[[ RECORDS SUPPLIED open ]]

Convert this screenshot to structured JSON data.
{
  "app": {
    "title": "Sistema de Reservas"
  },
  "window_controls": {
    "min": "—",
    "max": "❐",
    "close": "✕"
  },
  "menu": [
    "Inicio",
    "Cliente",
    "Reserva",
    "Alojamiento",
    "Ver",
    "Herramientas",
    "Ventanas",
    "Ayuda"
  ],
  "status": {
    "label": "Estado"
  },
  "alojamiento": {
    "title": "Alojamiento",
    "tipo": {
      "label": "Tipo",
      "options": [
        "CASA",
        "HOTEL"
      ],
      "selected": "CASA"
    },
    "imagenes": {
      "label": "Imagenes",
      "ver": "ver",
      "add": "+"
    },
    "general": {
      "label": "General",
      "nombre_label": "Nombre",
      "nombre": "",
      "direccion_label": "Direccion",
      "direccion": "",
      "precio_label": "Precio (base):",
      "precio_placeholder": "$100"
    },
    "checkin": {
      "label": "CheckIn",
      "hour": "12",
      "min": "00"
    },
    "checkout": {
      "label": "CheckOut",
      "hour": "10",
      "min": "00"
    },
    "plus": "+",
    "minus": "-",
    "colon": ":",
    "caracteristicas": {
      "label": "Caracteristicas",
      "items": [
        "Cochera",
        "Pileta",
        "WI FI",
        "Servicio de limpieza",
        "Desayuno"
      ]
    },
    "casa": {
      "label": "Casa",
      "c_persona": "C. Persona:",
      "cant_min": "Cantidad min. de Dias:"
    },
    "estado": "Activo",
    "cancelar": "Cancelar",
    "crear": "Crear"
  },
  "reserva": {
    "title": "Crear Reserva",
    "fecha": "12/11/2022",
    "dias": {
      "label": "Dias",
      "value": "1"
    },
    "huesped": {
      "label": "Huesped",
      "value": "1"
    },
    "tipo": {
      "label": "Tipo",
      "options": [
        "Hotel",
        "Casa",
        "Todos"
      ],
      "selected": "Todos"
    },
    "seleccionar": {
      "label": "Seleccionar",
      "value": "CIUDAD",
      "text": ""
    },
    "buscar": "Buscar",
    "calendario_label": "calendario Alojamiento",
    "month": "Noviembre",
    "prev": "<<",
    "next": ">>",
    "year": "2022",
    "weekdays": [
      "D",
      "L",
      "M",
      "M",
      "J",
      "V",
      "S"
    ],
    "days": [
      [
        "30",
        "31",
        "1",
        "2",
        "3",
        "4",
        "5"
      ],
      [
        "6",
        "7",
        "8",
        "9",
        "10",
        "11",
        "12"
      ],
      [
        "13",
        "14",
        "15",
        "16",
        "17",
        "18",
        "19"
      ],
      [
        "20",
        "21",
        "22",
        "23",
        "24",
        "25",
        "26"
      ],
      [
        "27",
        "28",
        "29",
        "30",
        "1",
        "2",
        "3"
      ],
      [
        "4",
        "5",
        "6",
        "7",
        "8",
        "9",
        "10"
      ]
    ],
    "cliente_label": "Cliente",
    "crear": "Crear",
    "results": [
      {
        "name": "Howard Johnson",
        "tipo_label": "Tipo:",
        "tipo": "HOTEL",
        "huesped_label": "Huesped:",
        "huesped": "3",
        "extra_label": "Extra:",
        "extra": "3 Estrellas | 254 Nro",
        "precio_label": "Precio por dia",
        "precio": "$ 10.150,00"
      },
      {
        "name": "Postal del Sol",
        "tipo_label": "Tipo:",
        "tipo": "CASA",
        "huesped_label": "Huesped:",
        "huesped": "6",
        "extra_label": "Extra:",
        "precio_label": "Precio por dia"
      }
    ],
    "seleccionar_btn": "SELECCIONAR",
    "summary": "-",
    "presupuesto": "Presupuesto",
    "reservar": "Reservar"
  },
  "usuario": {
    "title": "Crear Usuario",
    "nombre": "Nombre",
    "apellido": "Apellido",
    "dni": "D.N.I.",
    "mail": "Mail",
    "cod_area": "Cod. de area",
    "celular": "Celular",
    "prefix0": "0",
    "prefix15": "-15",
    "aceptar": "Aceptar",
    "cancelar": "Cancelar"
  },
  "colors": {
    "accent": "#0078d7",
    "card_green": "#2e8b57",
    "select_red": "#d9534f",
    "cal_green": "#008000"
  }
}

[[ RECORDS SUPPLIED closed ]]

[YOUR ASSIGNMENT] Write out the whole listing above once more, exactly.

[ANSWER TO THE EXERCISE]
Convert this screenshot to structured JSON data.
{
  "app": {
    "title": "Sistema de Reservas"
  },
  "window_controls": {
    "min": "—",
    "max": "❐",
    "close": "✕"
  },
  "menu": [
    "Inicio",
    "Cliente",
    "Reserva",
    "Alojamiento",
    "Ver",
    "Herramientas",
    "Ventanas",
    "Ayuda"
  ],
  "status": {
    "label": "Estado"
  },
  "alojamiento": {
    "title": "Alojamiento",
    "tipo": {
      "label": "Tipo",
      "options": [
        "CASA",
        "HOTEL"
      ],
      "selected": "CASA"
    },
    "imagenes": {
      "label": "Imagenes",
      "ver": "ver",
      "add": "+"
    },
    "general": {
      "label": "General",
      "nombre_label": "Nombre",
      "nombre": "",
      "direccion_label": "Direccion",
      "direccion": "",
      "precio_label": "Precio (base):",
      "precio_placeholder": "$100"
    },
    "checkin": {
      "label": "CheckIn",
      "hour": "12",
      "min": "00"
    },
    "checkout": {
      "label": "CheckOut",
      "hour": "10",
      "min": "00"
    },
    "plus": "+",
    "minus": "-",
    "colon": ":",
    "caracteristicas": {
      "label": "Caracteristicas",
      "items": [
        "Cochera",
        "Pileta",
        "WI FI",
        "Servicio de limpieza",
        "Desayuno"
      ]
    },
    "casa": {
      "label": "Casa",
      "c_persona": "C. Persona:",
      "cant_min": "Cantidad min. de Dias:"
    },
    "estado": "Activo",
    "cancelar": "Cancelar",
    "crear": "Crear"
  },
  "reserva": {
    "title": "Crear Reserva",
    "fecha": "12/11/2022",
    "dias": {
      "label": "Dias",
      "value": "1"
    },
    "huesped": {
      "label": "Huesped",
      "value": "1"
    },
    "tipo": {
      "label": "Tipo",
      "options": [
        "Hotel",
        "Casa",
        "Todos"
      ],
      "selected": "Todos"
    },
    "seleccionar": {
      "label": "Seleccionar",
      "value": "CIUDAD",
      "text": ""
    },
    "buscar": "Buscar",
    "calendario_label": "calendario Alojamiento",
    "month": "Noviembre",
    "prev": "<<",
    "next": ">>",
    "year": "2022",
    "weekdays": [
      "D",
      "L",
      "M",
      "M",
      "J",
      "V",
      "S"
    ],
    "days": [
      [
        "30",
        "31",
        "1",
        "2",
        "3",
        "4",
        "5"
      ],
      [
        "6",
        "7",
        "8",
        "9",
        "10",
        "11",
        "12"
      ],
      [
        "13",
        "14",
        "15",
        "16",
        "17",
        "18",
        "19"
      ],
      [
        "20",
        "21",
        "22",
        "23",
        "24",
        "25",
        "26"
      ],
      [
        "27",
        "28",
        "29",
        "30",
        "1",
        "2",
        "3"
      ],
      [
        "4",
        "5",
        "6",
        "7",
        "8",
        "9",
        "10"
      ]
    ],
    "cliente_label": "Cliente",
    "crear": "Crear",
    "results": [
      {
        "name": "Howard Johnson",
        "tipo_label": "Tipo:",
        "tipo": "HOTEL",
        "huesped_label": "Huesped:",
        "huesped": "3",
        "extra_label": "Extra:",
        "extra": "3 Estrellas | 254 Nro",
        "precio_label": "Precio por dia",
        "precio": "$ 10.150,00"
      },
      {
        "name": "Postal del Sol",
        "tipo_label": "Tipo:",
        "tipo": "CASA",
        "huesped_label": "Huesped:",
        "huesped": "6",
        "extra_label": "Extra:",
        "precio_label": "Precio por dia"
      }
    ],
    "seleccionar_btn": "SELECCIONAR",
    "summary": "-",
    "presupuesto": "Presupuesto",
    "reservar": "Reservar"
  },
  "usuario": {
    "title": "Crear Usuario",
    "nombre": "Nombre",
    "apellido": "Apellido",
    "dni": "D.N.I.",
    "mail": "Mail",
    "cod_area": "Cod. de area",
    "celular": "Celular",
    "prefix0": "0",
    "prefix15": "-15",
    "aceptar": "Aceptar",
    "cancelar": "Cancelar"
  },
  "colors": {
    "accent": "#0078d7",
    "card_green": "#2e8b57",
    "select_red": "#d9534f",
    "cal_green": "#008000"
  }
}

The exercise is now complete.